## Stated task
Reproduce each line of the material precisely.

--- Begin Records to use ---

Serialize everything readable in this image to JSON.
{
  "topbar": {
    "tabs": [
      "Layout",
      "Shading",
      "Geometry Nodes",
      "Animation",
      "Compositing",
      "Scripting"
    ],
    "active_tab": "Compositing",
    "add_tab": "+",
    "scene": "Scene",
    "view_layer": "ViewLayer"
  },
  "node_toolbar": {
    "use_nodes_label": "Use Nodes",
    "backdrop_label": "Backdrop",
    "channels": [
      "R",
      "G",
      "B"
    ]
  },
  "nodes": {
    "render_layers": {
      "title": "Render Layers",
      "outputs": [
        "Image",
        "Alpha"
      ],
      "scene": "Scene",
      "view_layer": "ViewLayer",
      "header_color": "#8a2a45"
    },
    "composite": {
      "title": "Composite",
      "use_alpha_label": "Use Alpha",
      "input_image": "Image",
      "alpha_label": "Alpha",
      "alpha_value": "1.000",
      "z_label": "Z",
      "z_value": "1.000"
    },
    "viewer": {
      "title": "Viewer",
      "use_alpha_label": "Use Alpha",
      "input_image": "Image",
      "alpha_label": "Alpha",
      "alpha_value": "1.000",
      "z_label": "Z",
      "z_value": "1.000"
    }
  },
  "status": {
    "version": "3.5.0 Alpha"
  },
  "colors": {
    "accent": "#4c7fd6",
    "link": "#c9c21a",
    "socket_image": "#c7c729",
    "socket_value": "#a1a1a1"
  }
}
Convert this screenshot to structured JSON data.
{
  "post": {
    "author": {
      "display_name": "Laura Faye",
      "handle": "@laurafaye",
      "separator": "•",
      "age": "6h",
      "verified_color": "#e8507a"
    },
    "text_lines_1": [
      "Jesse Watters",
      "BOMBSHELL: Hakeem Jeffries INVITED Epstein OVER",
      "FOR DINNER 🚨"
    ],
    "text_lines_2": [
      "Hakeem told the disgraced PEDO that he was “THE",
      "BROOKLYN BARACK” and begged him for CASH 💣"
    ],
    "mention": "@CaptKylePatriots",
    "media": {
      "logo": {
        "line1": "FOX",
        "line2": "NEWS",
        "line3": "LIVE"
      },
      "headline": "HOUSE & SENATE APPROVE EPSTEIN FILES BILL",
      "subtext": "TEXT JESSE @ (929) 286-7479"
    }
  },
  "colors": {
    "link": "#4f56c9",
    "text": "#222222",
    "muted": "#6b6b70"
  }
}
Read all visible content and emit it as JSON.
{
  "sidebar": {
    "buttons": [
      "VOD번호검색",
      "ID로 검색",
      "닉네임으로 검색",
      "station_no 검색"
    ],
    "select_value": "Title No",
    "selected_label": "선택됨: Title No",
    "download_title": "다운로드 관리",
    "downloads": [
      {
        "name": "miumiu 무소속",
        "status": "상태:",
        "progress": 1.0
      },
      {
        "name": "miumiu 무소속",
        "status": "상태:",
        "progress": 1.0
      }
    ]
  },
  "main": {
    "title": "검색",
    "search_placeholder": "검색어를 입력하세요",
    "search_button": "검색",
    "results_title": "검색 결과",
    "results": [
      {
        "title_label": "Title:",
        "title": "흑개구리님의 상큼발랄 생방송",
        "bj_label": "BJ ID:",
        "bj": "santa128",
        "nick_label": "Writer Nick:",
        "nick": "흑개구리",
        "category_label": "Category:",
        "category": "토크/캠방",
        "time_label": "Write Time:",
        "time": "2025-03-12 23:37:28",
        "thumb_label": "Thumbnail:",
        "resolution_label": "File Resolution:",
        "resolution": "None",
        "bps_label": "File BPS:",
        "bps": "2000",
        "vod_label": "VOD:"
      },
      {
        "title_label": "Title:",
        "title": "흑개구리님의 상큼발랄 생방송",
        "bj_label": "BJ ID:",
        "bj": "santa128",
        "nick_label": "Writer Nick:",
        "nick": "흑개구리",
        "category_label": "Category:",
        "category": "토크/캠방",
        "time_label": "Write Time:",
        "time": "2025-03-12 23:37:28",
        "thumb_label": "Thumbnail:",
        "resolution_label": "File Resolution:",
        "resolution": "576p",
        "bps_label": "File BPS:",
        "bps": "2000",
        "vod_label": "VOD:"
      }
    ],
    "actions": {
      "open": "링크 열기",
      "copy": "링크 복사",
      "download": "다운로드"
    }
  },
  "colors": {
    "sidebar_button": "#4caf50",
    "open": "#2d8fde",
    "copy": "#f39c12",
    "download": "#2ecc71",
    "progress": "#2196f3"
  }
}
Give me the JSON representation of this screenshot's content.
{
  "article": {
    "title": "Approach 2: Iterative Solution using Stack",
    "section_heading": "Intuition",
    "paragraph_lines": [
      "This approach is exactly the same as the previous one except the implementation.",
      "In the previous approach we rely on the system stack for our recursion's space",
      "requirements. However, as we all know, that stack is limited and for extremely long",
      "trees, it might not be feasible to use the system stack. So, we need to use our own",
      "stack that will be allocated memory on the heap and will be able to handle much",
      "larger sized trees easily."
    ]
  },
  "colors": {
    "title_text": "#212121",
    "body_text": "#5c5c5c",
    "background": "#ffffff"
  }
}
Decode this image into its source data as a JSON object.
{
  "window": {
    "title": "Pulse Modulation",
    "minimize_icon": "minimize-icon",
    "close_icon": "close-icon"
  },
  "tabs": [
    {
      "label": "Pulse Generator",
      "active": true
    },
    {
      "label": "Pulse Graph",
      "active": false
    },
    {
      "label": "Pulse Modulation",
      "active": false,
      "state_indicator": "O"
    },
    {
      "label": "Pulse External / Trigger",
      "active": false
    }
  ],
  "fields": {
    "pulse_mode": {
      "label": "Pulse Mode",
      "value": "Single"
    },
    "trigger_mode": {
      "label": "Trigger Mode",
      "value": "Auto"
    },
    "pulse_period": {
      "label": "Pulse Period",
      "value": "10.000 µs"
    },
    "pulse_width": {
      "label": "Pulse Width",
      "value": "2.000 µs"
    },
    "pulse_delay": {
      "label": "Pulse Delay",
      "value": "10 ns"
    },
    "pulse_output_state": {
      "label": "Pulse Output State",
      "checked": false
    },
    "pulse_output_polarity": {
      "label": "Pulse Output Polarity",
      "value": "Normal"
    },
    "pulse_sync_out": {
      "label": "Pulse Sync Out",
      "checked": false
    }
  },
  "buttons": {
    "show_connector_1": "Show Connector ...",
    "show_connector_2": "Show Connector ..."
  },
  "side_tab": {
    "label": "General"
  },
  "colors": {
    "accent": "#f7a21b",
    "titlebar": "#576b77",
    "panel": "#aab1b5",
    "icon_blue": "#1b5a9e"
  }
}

--- End Records to use ---

## The result
Serialize everything readable in this image to JSON.
{
  "topbar": {
    "tabs": [
      "Layout",
      "Shading",
      "Geometry Nodes",
      "Animation",
      "Compositing",
      "Scripting"
    ],
    "active_tab": "Compositing",
    "add_tab": "+",
    "scene": "Scene",
    "view_layer": "ViewLayer"
  },
  "node_toolbar": {
    "use_nodes_label": "Use Nodes",
    "backdrop_label": "Backdrop",
    "channels": [
      "R",
      "G",
      "B"
    ]
  },
  "nodes": {
    "render_layers": {
      "title": "Render Layers",
      "outputs": [
        "Image",
        "Alpha"
      ],
      "scene": "Scene",
      "view_layer": "ViewLayer",
      "header_color": "#8a2a45"
    },
    "composite": {
      "title": "Composite",
      "use_alpha_label": "Use Alpha",
      "input_image": "Image",
      "alpha_label": "Alpha",
      "alpha_value": "1.000",
      "z_label": "Z",
      "z_value": "1.000"
    },
    "viewer": {
      "title": "Viewer",
      "use_alpha_label": "Use Alpha",
      "input_image": "Image",
      "alpha_label": "Alpha",
      "alpha_value": "1.000",
      "z_label": "Z",
      "z_value": "1.000"
    }
  },
  "status": {
    "version": "3.5.0 Alpha"
  },
  "colors": {
    "accent": "#4c7fd6",
    "link": "#c9c21a",
    "socket_image": "#c7c729",
    "socket_value": "#a1a1a1"
  }
}
Convert this screenshot to structured JSON data.
{
  "post": {
    "author": {
      "display_name": "Laura Faye",
      "handle": "@laurafaye",
      "separator": "•",
      "age": "6h",
      "verified_color": "#e8507a"
    },
    "text_lines_1": [
      "Jesse Watters",
      "BOMBSHELL: Hakeem Jeffries INVITED Epstein OVER",
      "FOR DINNER 🚨"
    ],
    "text_lines_2": [
      "Hakeem told the disgraced PEDO that he was “THE",
      "BROOKLYN BARACK” and begged him for CASH 💣"
    ],
    "mention": "@CaptKylePatriots",
    "media": {
      "logo": {
        "line1": "FOX",
        "line2": "NEWS",
        "line3": "LIVE"
      },
      "headline": "HOUSE & SENATE APPROVE EPSTEIN FILES BILL",
      "subtext": "TEXT JESSE @ (929) 286-7479"
    }
  },
  "colors": {
    "link": "#4f56c9",
    "text": "#222222",
    "muted": "#6b6b70"
  }
}
Read all visible content and emit it as JSON.
{
  "sidebar": {
    "buttons": [
      "VOD번호검색",
      "ID로 검색",
      "닉네임으로 검색",
      "station_no 검색"
    ],
    "select_value": "Title No",
    "selected_label": "선택됨: Title No",
    "download_title": "다운로드 관리",
    "downloads": [
      {
        "name": "miumiu 무소속",
        "status": "상태:",
        "progress": 1.0
      },
      {
        "name": "miumiu 무소속",
        "status": "상태:",
        "progress": 1.0
      }
    ]
  },
  "main": {
    "title": "검색",
    "search_placeholder": "검색어를 입력하세요",
    "search_button": "검색",
    "results_title": "검색 결과",
    "results": [
      {
        "title_label": "Title:",
        "title": "흑개구리님의 상큼발랄 생방송",
        "bj_label": "BJ ID:",
        "bj": "santa128",
        "nick_label": "Writer Nick:",
        "nick": "흑개구리",
        "category_label": "Category:",
        "category": "토크/캠방",
        "time_label": "Write Time:",
        "time": "2025-03-12 23:37:28",
        "thumb_label": "Thumbnail:",
        "resolution_label": "File Resolution:",
        "resolution": "None",
        "bps_label": "File BPS:",
        "bps": "2000",
        "vod_label": "VOD:"
      },
      {
        "title_label": "Title:",
        "title": "흑개구리님의 상큼발랄 생방송",
        "bj_label": "BJ ID:",
        "bj": "santa128",
        "nick_label": "Writer Nick:",
        "nick": "흑개구리",
        "category_label": "Category:",
        "category": "토크/캠방",
        "time_label": "Write Time:",
        "time": "2025-03-12 23:37:28",
        "thumb_label": "Thumbnail:",
        "resolution_label": "File Resolution:",
        "resolution": "576p",
        "bps_label": "File BPS:",
        "bps": "2000",
        "vod_label": "VOD:"
      }
    ],
    "actions": {
      "open": "링크 열기",
      "copy": "링크 복사",
      "download": "다운로드"
    }
  },
  "colors": {
    "sidebar_button": "#4caf50",
    "open": "#2d8fde",
    "copy": "#f39c12",
    "download": "#2ecc71",
    "progress": "#2196f3"
  }
}
Give me the JSON representation of this screenshot's content.
{
  "article": {
    "title": "Approach 2: Iterative Solution using Stack",
    "section_heading": "Intuition",
    "paragraph_lines": [
      "This approach is exactly the same as the previous one except the implementation.",
      "In the previous approach we rely on the system stack for our recursion's space",
      "requirements. However, as we all know, that stack is limited and for extremely long",
      "trees, it might not be feasible to use the system stack. So, we need to use our own",
      "stack that will be allocated memory on the heap and will be able to handle much",
      "larger sized trees easily."
    ]
  },
  "colors": {
    "title_text": "#212121",
    "body_text": "#5c5c5c",
    "background": "#ffffff"
  }
}
Decode this image into its source data as a JSON object.
{
  "window": {
    "title": "Pulse Modulation",
    "minimize_icon": "minimize-icon",
    "close_icon": "close-icon"
  },
  "tabs": [
    {
      "label": "Pulse Generator",
      "active": true
    },
    {
      "label": "Pulse Graph",
      "active": false
    },
    {
      "label": "Pulse Modulation",
      "active": false,
      "state_indicator": "O"
    },
    {
      "label": "Pulse External / Trigger",
      "active": false
    }
  ],
  "fields": {
    "pulse_mode": {
      "label": "Pulse Mode",
      "value": "Single"
    },
    "trigger_mode": {
      "label": "Trigger Mode",
      "value": "Auto"
    },
    "pulse_period": {
      "label": "Pulse Period",
      "value": "10.000 µs"
    },
    "pulse_width": {
      "label": "Pulse Width",
      "value": "2.000 µs"
    },
    "pulse_delay": {
      "label": "Pulse Delay",
      "value": "10 ns"
    },
    "pulse_output_state": {
      "label": "Pulse Output State",
      "checked": false
    },
    "pulse_output_polarity": {
      "label": "Pulse Output Polarity",
      "value": "Normal"
    },
    "pulse_sync_out": {
      "label": "Pulse Sync Out",
      "checked": false
    }
  },
  "buttons": {
    "show_connector_1": "Show Connector ...",
    "show_connector_2": "Show Connector ..."
  },
  "side_tab": {
    "label": "General"
  },
  "colors": {
    "accent": "#f7a21b",
    "titlebar": "#576b77",
    "panel": "#aab1b5",
    "icon_blue": "#1b5a9e"
  }
}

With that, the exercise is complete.